Stated exercise: You are to retype all of the data exactly as it appears.

---------- Record extracts

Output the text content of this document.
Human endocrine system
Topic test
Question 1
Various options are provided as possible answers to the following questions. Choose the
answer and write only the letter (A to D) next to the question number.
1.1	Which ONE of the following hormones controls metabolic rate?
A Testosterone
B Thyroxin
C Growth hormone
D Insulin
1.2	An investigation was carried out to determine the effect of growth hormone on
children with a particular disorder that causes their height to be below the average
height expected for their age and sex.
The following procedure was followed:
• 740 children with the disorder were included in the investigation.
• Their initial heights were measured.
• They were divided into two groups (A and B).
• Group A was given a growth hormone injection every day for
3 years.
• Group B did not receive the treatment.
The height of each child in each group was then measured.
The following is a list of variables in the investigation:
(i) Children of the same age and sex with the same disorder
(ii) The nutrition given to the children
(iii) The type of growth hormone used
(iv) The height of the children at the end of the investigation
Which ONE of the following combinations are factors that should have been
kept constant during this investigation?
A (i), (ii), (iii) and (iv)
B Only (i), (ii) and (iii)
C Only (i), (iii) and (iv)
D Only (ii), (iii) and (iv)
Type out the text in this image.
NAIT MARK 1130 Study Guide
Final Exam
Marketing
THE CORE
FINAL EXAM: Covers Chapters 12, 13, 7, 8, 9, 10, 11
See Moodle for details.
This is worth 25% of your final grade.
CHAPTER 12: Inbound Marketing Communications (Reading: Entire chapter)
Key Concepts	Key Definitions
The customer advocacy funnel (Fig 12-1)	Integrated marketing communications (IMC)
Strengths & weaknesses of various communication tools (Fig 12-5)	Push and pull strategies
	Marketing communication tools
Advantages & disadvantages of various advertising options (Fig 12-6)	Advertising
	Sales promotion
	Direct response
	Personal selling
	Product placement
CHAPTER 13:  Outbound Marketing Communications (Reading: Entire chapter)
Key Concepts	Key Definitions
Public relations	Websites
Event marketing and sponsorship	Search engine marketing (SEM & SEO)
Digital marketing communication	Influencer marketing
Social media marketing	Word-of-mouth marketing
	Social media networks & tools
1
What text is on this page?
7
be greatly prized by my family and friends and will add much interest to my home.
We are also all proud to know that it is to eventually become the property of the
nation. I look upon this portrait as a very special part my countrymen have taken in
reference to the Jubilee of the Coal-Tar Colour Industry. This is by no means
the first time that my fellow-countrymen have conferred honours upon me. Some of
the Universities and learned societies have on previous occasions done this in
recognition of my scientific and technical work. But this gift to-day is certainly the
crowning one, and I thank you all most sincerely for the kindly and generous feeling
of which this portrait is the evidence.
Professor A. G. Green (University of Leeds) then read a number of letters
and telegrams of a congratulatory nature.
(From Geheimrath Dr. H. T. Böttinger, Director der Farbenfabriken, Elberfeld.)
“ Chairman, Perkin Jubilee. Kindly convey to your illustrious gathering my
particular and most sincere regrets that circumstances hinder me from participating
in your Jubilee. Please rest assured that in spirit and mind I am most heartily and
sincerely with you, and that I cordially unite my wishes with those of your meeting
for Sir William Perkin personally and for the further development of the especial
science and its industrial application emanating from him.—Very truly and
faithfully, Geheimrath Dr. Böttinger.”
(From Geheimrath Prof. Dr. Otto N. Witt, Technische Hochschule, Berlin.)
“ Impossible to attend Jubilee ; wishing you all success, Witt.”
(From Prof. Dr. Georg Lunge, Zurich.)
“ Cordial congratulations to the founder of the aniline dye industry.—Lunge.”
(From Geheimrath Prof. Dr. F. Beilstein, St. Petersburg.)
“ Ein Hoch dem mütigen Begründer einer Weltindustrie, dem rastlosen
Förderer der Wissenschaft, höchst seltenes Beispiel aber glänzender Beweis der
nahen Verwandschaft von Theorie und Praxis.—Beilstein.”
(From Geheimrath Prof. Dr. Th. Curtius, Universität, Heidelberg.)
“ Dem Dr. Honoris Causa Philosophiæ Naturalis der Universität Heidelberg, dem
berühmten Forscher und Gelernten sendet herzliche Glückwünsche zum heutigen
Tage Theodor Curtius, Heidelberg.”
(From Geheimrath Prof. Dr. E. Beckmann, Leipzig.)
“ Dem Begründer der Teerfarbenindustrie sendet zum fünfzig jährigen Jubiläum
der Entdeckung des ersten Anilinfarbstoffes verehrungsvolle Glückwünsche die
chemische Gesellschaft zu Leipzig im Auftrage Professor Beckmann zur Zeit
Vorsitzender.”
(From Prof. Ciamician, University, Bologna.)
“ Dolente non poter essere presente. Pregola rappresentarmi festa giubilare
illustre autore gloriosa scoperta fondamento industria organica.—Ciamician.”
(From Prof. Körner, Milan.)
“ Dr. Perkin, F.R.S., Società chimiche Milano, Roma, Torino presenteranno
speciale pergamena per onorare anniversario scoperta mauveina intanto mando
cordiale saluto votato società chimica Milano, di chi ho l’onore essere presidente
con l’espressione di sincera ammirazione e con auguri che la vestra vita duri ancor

--------------------

Final answer:
Output the text content of this document.
Human endocrine system
Topic test
Question 1
Various options are provided as possible answers to the following questions. Choose the
answer and write only the letter (A to D) next to the question number.
1.1	Which ONE of the following hormones controls metabolic rate?
A Testosterone
B Thyroxin
C Growth hormone
D Insulin
1.2	An investigation was carried out to determine the effect of growth hormone on
children with a particular disorder that causes their height to be below the average
height expected for their age and sex.
The following procedure was followed:
• 740 children with the disorder were included in the investigation.
• Their initial heights were measured.
• They were divided into two groups (A and B).
• Group A was given a growth hormone injection every day for
3 years.
• Group B did not receive the treatment.
The height of each child in each group was then measured.
The following is a list of variables in the investigation:
(i) Children of the same age and sex with the same disorder
(ii) The nutrition given to the children
(iii) The type of growth hormone used
(iv) The height of the children at the end of the investigation
Which ONE of the following combinations are factors that should have been
kept constant during this investigation?
A (i), (ii), (iii) and (iv)
B Only (i), (ii) and (iii)
C Only (i), (iii) and (iv)
D Only (ii), (iii) and (iv)
Type out the text in this image.
NAIT MARK 1130 Study Guide
Final Exam
Marketing
THE CORE
FINAL EXAM: Covers Chapters 12, 13, 7, 8, 9, 10, 11
See Moodle for details.
This is worth 25% of your final grade.
CHAPTER 12: Inbound Marketing Communications (Reading: Entire chapter)
Key Concepts	Key Definitions
The customer advocacy funnel (Fig 12-1)	Integrated marketing communications (IMC)
Strengths & weaknesses of various communication tools (Fig 12-5)	Push and pull strategies
	Marketing communication tools
Advantages & disadvantages of various advertising options (Fig 12-6)	Advertising
	Sales promotion
	Direct response
	Personal selling
	Product placement
CHAPTER 13:  Outbound Marketing Communications (Reading: Entire chapter)
Key Concepts	Key Definitions
Public relations	Websites
Event marketing and sponsorship	Search engine marketing (SEM & SEO)
Digital marketing communication	Influencer marketing
Social media marketing	Word-of-mouth marketing
	Social media networks & tools
1
What text is on this page?
7
be greatly prized by my family and friends and will add much interest to my home.
We are also all proud to know that it is to eventually become the property of the
nation. I look upon this portrait as a very special part my countrymen have taken in
reference to the Jubilee of the Coal-Tar Colour Industry. This is by no means
the first time that my fellow-countrymen have conferred honours upon me. Some of
the Universities and learned societies have on previous occasions done this in
recognition of my scientific and technical work. But this gift to-day is certainly the
crowning one, and I thank you all most sincerely for the kindly and generous feeling
of which this portrait is the evidence.
Professor A. G. Green (University of Leeds) then read a number of letters
and telegrams of a congratulatory nature.
(From Geheimrath Dr. H. T. Böttinger, Director der Farbenfabriken, Elberfeld.)
“ Chairman, Perkin Jubilee. Kindly convey to your illustrious gathering my
particular and most sincere regrets that circumstances hinder me from participating
in your Jubilee. Please rest assured that in spirit and mind I am most heartily and
sincerely with you, and that I cordially unite my wishes with those of your meeting
for Sir William Perkin personally and for the further development of the especial
science and its industrial application emanating from him.—Very truly and
faithfully, Geheimrath Dr. Böttinger.”
(From Geheimrath Prof. Dr. Otto N. Witt, Technische Hochschule, Berlin.)
“ Impossible to attend Jubilee ; wishing you all success, Witt.”
(From Prof. Dr. Georg Lunge, Zurich.)
“ Cordial congratulations to the founder of the aniline dye industry.—Lunge.”
(From Geheimrath Prof. Dr. F. Beilstein, St. Petersburg.)
“ Ein Hoch dem mütigen Begründer einer Weltindustrie, dem rastlosen
Förderer der Wissenschaft, höchst seltenes Beispiel aber glänzender Beweis der
nahen Verwandschaft von Theorie und Praxis.—Beilstein.”
(From Geheimrath Prof. Dr. Th. Curtius, Universität, Heidelberg.)
“ Dem Dr. Honoris Causa Philosophiæ Naturalis der Universität Heidelberg, dem
berühmten Forscher und Gelernten sendet herzliche Glückwünsche zum heutigen
Tage Theodor Curtius, Heidelberg.”
(From Geheimrath Prof. Dr. E. Beckmann, Leipzig.)
“ Dem Begründer der Teerfarbenindustrie sendet zum fünfzig jährigen Jubiläum
der Entdeckung des ersten Anilinfarbstoffes verehrungsvolle Glückwünsche die
chemische Gesellschaft zu Leipzig im Auftrage Professor Beckmann zur Zeit
Vorsitzender.”
(From Prof. Ciamician, University, Bologna.)
“ Dolente non poter essere presente. Pregola rappresentarmi festa giubilare
illustre autore gloriosa scoperta fondamento industria organica.—Ciamician.”
(From Prof. Körner, Milan.)
“ Dr. Perkin, F.R.S., Società chimiche Milano, Roma, Torino presenteranno
speciale pergamena per onorare anniversario scoperta mauveina intanto mando
cordiale saluto votato società chimica Milano, di chi ho l’onore essere presidente
con l’espressione di sincera ammirazione e con auguri che la vestra vita duri ancor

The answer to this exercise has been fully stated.